§ Excerpt provided:
⟨

Thursday, May 28, 2009

Chaptette 4: Patterns and Randomness

We were less the Four Horseman of the Apocalypse and more the Four Riders of the Nautilus. Craig (GU colleague) was running on the treadmill, Susan (South African, Samrya neighbor) was climbing on the Stairmaster, Margarette (unknown origin, probably northern Europe, neighbor) was riding the recumbent bike, and I was on the regular bike. We four looked straight into the mirror comprising the entire opposite wall – if you’ve exercised at a health club, you know this look -- not turning our heads to notice the others. Four sweaty westerners wearing “workout” attire inside; four laborers actually working outside in their heavy overalls. We were riding/running/climbing fast and going nowhere; they were weeding the garden and cleaning the pool. I wonder if we looked like hamsters on a wheel?

⟩

§ Supplied information:
⟨

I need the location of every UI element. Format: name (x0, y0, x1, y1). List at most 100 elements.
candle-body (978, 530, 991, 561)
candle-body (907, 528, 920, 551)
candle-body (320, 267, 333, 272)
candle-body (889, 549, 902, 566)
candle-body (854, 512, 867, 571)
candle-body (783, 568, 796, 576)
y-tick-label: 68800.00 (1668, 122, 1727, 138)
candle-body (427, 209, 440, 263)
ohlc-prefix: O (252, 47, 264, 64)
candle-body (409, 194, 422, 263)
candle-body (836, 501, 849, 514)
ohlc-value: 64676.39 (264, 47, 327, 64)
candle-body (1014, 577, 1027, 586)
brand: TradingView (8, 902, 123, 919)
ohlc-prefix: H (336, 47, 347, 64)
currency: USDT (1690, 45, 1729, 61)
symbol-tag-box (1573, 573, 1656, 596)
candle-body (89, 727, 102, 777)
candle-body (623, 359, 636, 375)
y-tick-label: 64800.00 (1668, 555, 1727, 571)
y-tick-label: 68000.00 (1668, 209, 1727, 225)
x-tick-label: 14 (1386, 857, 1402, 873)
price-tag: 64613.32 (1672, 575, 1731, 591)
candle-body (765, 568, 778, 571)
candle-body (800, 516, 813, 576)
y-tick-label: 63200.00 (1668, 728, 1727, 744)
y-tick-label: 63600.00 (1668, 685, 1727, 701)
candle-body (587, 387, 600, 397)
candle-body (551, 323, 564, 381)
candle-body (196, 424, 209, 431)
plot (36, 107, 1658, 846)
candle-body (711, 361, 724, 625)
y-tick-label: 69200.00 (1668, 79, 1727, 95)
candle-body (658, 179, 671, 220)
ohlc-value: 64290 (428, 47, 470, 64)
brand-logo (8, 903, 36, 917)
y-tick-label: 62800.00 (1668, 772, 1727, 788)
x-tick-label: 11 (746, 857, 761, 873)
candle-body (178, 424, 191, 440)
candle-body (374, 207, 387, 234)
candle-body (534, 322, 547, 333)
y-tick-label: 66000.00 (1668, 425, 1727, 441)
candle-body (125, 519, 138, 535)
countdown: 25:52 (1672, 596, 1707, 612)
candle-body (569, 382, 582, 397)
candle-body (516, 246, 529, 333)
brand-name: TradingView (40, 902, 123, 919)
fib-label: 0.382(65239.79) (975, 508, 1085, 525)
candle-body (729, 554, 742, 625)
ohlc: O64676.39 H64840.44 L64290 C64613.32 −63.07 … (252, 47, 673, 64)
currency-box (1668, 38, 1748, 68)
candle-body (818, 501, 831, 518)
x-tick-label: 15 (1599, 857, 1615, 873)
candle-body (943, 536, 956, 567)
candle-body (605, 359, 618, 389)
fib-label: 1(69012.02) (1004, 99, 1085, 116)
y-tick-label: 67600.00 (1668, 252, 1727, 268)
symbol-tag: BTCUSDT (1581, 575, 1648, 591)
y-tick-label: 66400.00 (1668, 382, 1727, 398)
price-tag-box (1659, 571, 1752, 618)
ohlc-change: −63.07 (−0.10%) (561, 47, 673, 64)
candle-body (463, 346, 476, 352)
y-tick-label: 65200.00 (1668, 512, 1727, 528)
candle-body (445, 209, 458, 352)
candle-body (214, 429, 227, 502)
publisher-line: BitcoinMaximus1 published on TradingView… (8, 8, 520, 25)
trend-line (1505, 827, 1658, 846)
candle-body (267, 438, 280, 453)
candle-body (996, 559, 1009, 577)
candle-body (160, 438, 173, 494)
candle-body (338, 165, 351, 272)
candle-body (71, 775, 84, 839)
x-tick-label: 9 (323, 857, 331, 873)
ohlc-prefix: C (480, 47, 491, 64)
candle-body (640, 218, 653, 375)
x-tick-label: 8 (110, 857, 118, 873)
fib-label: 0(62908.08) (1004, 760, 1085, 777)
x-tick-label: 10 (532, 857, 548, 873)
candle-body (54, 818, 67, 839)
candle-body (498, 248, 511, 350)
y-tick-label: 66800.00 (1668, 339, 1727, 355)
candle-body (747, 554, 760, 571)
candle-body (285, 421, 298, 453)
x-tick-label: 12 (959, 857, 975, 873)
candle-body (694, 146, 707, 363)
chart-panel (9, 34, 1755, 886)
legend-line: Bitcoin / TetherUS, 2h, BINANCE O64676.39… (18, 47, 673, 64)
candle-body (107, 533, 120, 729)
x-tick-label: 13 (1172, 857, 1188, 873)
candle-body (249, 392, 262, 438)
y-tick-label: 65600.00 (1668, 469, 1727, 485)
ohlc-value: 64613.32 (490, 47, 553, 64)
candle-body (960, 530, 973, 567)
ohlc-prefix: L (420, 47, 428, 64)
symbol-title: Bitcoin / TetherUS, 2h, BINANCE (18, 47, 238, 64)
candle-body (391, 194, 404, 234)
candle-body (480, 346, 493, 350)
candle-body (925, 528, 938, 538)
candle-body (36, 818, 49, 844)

⟩

§ Task:
Carry the gym blog entry "Chaptette 4: Patterns and Randomness" forward from its last sentence, keeping its voice.

§ Result:
There are no doubt many ways to ride an exercise bike, but here are two of them. I could ride as fast or slow as I wished for as long as I wanted (until I was tired, or bored, or jacked up, or whatever). This seems like a pretty good idea. I never do that. Instead, I ride as if I were some sort of machine. My pattern: Pick some “nice” numbers, and meet them. So today I rode 30 minutes, at 100 revolutions per minute, which “took” me 15 kilometers. Very neat. I never ride 27 minutes, at 84 RPM for 11.7K or whatever. Why not?” Somehow this order makes me….satisfied. Until I remembered that I was only being neat in the metric system: under English measurements, I’m riding some weird number of miles. Oh well. Measurements are paradoxical: what appears as a pattern under one system seems random under another.

Do you know Qatari etiquette? When I first got here, I shopped for groceries at the local Mini Mart, and my man Farook there would help me get what I needed. He even said he would be glad to “hook me up” if I didn’t find what I needed. Seriously: he must have been listening to Michael Steele or something. (I was tempted to say “Really? How about Absolut, Marlboros, and “Tiffani”?) Anyway, the Mart has little selection and high prices, so I’ve started grocery shopping at a huge Carrefours. Now I slink by Farook, who is usually smoking cigarettes in the shade outside the shop. Do I need to tell him I ditched him for lower prices and more choice?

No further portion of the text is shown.